▶ [TASK INPUTS]
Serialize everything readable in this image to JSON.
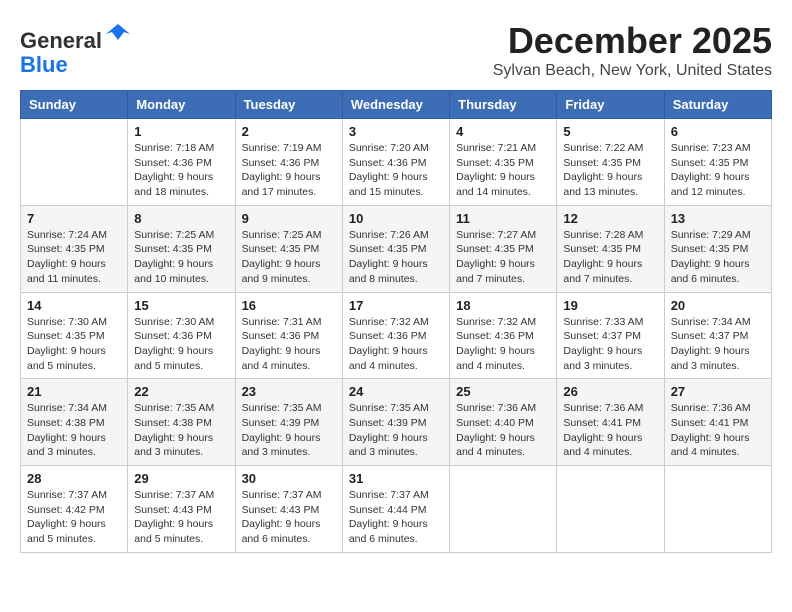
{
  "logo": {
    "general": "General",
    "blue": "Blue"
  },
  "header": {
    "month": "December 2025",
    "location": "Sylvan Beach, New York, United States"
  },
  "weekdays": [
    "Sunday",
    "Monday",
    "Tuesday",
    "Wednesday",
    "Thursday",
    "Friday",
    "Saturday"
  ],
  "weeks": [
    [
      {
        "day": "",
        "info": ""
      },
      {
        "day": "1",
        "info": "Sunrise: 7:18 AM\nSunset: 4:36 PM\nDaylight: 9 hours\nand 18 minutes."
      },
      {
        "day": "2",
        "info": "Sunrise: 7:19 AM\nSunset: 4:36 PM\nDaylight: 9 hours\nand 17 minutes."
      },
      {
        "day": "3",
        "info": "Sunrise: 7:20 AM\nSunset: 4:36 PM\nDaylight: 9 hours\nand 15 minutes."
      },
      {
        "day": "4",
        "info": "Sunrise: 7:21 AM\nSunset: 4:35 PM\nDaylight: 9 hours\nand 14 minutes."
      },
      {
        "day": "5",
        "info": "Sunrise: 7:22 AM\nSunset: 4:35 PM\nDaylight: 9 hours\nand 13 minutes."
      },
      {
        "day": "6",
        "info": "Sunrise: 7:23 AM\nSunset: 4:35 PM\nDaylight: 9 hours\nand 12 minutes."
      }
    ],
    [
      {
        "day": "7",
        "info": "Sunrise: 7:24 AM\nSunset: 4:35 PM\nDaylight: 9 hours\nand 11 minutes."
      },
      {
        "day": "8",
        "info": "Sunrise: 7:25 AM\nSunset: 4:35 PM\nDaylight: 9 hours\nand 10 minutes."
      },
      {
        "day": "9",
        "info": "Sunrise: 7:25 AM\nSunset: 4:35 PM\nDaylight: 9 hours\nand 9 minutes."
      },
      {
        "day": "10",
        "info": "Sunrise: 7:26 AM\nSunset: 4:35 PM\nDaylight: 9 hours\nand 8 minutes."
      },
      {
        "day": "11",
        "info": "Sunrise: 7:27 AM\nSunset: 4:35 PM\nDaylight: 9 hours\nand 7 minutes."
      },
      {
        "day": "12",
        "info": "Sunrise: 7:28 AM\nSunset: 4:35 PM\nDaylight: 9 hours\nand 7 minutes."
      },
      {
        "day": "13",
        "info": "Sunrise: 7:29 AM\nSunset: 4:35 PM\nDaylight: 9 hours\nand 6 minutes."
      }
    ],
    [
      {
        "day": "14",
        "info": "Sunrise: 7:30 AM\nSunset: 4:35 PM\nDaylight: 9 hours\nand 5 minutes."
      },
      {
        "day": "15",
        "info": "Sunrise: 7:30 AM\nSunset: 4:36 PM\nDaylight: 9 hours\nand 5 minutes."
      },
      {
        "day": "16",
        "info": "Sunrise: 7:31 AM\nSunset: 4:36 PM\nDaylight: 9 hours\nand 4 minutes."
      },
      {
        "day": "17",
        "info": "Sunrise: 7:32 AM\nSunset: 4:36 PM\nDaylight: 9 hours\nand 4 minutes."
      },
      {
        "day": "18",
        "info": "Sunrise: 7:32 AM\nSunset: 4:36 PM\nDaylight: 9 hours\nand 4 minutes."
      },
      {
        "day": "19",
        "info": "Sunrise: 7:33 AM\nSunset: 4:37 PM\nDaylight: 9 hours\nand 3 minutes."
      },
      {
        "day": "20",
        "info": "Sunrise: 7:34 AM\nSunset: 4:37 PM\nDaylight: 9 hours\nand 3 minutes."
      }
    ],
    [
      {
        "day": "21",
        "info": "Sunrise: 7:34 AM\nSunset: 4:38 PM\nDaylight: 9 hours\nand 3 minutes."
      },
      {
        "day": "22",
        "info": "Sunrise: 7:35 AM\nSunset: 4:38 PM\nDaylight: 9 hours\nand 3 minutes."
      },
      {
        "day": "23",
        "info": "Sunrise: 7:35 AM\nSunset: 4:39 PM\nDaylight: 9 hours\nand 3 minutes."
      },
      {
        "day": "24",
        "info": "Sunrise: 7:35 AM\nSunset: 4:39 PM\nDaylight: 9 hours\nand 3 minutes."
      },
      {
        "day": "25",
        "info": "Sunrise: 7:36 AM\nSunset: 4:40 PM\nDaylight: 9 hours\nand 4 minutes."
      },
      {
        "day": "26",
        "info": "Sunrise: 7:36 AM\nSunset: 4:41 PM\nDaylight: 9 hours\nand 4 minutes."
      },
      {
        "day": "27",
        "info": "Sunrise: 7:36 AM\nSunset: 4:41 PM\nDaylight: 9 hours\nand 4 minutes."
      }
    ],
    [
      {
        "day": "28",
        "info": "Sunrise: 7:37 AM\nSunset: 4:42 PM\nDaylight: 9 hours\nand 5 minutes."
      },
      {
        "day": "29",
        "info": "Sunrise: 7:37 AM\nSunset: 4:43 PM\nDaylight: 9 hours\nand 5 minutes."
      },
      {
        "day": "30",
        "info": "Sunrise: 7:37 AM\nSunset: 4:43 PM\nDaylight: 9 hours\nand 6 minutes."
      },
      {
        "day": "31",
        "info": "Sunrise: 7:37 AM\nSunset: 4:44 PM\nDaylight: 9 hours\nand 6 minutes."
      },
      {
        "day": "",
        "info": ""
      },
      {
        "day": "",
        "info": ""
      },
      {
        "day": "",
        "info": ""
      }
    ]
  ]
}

==

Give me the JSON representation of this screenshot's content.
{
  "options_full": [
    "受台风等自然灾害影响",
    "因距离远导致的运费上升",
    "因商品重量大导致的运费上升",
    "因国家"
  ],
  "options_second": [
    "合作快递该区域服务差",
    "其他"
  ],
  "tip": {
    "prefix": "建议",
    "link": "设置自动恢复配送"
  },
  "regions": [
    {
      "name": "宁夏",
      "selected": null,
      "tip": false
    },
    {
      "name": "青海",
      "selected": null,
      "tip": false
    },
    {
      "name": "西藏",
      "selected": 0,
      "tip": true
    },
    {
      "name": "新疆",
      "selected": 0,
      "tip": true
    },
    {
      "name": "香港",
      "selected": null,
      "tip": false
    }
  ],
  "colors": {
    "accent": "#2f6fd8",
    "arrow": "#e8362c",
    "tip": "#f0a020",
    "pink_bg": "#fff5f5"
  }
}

▶ [PROBLEM STATEMENT] Look for "this" and pull out every line that has it.

▶ [TASK RESPONSE]
Serialize everything readable in this image to JSON.
Give me the JSON representation of this screenshot's content.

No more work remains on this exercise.